La curation, avenir de l’Humanité ?
Les sociétés développées souffrent aujourd’hui d’un paradoxe
informationnel. Jamais l’information n’a été aussi accessible, sur tous
les sujets, en tout lieu, à tout moment. Mais jamais il n’a été aussi difficile de
contrôler, trier et valider les flux de données qui nous parviennent à chaque
instant, de façon volontaire ou subie. La société de communication est en
réalité une société d'incommunication, parfois d’excommunication (au sens
le plus souvent laïque du terme). Comment naviguer sans sombrer, nager
sans se noyer dans un océan numérique qui grignote de jour en jour la terre
ferme de l’information matérielle, solide, palpable à laquelle l’humanité de
l’ère pré Internet était habituée ?
Si l’homo sapiens est apparu il y a environ
300 000 ans, l’homo numericus n’a qu’une vingtaine d’années d’existence. Il
lui en faudra encore quelques-unes pour s’adapter à son environnement
bouleversé. Avant sans doute de se transformer en post-humain (ou
transhumain) lorsque les machines auront passé avec succès le test de
Turing et que nous aurons fusionné avec elles. Pour le meilleur ou pour le
pire, l'« individu augmenté » sera alors doté de capacités que nous n’osons
même pas imaginer aujourd’hui.

· · · · · · ·

À FAIRE -
1) Remplacez "tick-label" par "tick-text" dans les enregistrements, du premier jusqu'à la ligne contenant "sheet-5-piece-2 — [212, 2405, 265, 2537]", celle-ci comprise, sans rien modifier d'autre.
2) Poursuivez le texte sur la curation et l'homo numericus à la suite de sa dernière phrase.

· · · · · · ·

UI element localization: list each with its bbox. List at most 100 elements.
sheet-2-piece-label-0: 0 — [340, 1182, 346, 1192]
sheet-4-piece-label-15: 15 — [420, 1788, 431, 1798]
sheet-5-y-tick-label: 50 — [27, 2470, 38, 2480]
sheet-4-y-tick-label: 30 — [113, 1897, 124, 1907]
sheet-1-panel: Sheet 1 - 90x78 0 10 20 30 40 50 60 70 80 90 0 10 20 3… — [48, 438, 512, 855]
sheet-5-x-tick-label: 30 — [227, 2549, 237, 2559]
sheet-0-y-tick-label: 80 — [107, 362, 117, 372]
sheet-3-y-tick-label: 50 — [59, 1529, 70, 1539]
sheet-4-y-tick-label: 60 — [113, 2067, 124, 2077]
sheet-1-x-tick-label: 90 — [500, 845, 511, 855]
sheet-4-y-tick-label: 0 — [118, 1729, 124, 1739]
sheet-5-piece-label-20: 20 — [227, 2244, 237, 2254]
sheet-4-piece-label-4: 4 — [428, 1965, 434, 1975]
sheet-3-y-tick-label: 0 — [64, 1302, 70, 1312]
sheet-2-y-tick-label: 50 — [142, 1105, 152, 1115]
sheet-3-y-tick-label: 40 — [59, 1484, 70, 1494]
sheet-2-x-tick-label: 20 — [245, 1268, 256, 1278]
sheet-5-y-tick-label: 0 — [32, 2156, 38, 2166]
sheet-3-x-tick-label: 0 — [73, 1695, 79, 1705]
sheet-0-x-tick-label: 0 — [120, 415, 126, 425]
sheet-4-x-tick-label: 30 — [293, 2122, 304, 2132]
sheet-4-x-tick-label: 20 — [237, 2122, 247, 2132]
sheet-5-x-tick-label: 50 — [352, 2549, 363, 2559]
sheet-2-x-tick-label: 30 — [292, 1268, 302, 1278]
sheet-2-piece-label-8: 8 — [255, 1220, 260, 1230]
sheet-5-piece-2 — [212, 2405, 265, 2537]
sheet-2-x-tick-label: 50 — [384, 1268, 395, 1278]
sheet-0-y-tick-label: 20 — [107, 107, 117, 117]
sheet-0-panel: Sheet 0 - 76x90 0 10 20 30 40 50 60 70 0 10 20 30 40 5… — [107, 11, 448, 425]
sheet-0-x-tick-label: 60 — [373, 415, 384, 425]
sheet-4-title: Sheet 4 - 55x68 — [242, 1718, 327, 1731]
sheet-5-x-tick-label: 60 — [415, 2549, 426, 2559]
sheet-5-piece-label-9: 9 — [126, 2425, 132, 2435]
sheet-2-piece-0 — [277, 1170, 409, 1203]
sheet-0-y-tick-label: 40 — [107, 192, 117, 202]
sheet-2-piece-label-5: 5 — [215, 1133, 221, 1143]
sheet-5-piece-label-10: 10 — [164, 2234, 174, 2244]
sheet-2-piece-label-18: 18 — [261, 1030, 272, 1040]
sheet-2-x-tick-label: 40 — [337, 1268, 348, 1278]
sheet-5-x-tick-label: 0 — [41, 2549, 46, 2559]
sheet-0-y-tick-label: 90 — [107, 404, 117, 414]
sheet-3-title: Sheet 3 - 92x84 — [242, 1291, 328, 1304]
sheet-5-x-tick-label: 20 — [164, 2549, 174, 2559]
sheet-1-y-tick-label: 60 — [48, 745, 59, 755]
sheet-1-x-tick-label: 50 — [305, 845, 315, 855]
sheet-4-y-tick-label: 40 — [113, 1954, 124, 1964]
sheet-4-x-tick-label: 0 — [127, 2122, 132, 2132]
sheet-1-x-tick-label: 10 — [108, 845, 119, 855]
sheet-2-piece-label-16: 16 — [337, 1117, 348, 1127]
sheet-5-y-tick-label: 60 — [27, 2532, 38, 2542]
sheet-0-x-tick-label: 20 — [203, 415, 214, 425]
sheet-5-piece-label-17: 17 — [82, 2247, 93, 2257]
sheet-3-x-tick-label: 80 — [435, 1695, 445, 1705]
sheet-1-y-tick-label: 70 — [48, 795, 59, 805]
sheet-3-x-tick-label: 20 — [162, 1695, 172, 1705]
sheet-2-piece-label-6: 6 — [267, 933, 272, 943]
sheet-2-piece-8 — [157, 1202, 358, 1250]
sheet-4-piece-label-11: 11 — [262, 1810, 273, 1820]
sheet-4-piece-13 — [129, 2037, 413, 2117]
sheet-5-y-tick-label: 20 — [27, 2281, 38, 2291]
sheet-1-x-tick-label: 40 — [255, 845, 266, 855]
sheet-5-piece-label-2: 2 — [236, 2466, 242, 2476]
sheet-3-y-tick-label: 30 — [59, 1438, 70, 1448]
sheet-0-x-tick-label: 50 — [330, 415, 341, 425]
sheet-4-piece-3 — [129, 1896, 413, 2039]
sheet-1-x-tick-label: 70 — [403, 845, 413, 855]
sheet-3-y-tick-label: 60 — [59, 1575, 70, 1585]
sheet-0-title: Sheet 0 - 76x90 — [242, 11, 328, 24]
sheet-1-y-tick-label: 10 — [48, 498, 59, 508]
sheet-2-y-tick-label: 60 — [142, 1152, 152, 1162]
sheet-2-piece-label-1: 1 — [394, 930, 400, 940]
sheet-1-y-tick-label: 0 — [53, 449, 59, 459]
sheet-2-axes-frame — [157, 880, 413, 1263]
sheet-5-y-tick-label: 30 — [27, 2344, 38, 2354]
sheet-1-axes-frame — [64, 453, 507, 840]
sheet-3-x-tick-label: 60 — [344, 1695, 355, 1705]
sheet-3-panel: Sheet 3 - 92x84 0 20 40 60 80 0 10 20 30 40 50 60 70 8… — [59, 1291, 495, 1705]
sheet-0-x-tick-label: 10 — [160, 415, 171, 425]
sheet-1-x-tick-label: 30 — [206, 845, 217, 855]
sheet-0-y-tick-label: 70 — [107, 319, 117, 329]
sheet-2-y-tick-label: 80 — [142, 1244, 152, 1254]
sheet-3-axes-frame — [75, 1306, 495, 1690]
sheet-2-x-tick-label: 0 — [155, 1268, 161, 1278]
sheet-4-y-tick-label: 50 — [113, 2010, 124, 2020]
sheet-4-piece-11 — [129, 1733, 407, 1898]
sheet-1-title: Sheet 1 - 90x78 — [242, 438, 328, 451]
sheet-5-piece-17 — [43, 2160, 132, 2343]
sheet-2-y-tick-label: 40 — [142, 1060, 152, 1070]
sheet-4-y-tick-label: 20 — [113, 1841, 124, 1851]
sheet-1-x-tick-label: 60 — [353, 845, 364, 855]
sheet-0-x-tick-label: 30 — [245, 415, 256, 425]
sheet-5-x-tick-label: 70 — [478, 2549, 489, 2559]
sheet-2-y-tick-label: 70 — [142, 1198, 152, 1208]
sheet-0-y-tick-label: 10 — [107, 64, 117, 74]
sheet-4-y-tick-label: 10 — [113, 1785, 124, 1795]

· · · · · · ·

RÉPONSES -
1)
UI element localization: list each with its bbox. List at most 100 elements.
sheet-2-piece-label-0: 0 — [340, 1182, 346, 1192]
sheet-4-piece-label-15: 15 — [420, 1788, 431, 1798]
sheet-5-y-tick-text: 50 — [27, 2470, 38, 2480]
sheet-4-y-tick-text: 30 — [113, 1897, 124, 1907]
sheet-1-panel: Sheet 1 - 90x78 0 10 20 30 40 50 60 70 80 90 0 10 20 3… — [48, 438, 512, 855]
sheet-5-x-tick-text: 30 — [227, 2549, 237, 2559]
sheet-0-y-tick-text: 80 — [107, 362, 117, 372]
sheet-3-y-tick-text: 50 — [59, 1529, 70, 1539]
sheet-4-y-tick-text: 60 — [113, 2067, 124, 2077]
sheet-1-x-tick-text: 90 — [500, 845, 511, 855]
sheet-4-y-tick-text: 0 — [118, 1729, 124, 1739]
sheet-5-piece-label-20: 20 — [227, 2244, 237, 2254]
sheet-4-piece-label-4: 4 — [428, 1965, 434, 1975]
sheet-3-y-tick-text: 0 — [64, 1302, 70, 1312]
sheet-2-y-tick-text: 50 — [142, 1105, 152, 1115]
sheet-3-y-tick-text: 40 — [59, 1484, 70, 1494]
sheet-2-x-tick-text: 20 — [245, 1268, 256, 1278]
sheet-5-y-tick-text: 0 — [32, 2156, 38, 2166]
sheet-3-x-tick-text: 0 — [73, 1695, 79, 1705]
sheet-0-x-tick-text: 0 — [120, 415, 126, 425]
sheet-4-x-tick-text: 30 — [293, 2122, 304, 2132]
sheet-4-x-tick-text: 20 — [237, 2122, 247, 2132]
sheet-5-x-tick-text: 50 — [352, 2549, 363, 2559]
sheet-2-x-tick-text: 30 — [292, 1268, 302, 1278]
sheet-2-piece-label-8: 8 — [255, 1220, 260, 1230]
sheet-5-piece-2 — [212, 2405, 265, 2537]

2)
Dans ce nouveau monde organisé autour de la Toile, le moteur de recherche
est roi. Il est la clé qui permet d’ouvrir les vannes de la connaissance, de
répondre à toutes les questions (en théorie au moins), de satisfaire toutes
les curiosités, jusqu’à leur épuisement (ou, plus exactement, l’épuisement
des curieux). Au point que l’on ne peut imaginer vivre sans cet outil
indispensable, à la fois aide-mémoire, pédagogue, compagnon omniprésent
et omnipotent. Mais aussi parfois manipulateur (lorsqu’il nous oriente vers
des réponses commerciales présélectionnées), niveleur (lorsqu’il traite par
exemple à égalité Corneille le tragédien et Corneille le chanteur), impérialiste
lorsqu’il privilégie la culture américaine par rapport aux autres cultures,
qualifiées de « locales ». Parfois enfin hors la loi, lorsqu’il ne respecte pas la
vie privée, le droit d’auteur, ou se fait le relais d’informations fausses,
calomnieuses ou injurieuses (racistes, antisémites, terroristes,
pédophiles…). La « pertinence » et la « moralité » des informations ne
peuvent ainsi être assurées par les moteurs de recherche classiques,
généralistes, fondés sur des algorithmes complexes et opaques.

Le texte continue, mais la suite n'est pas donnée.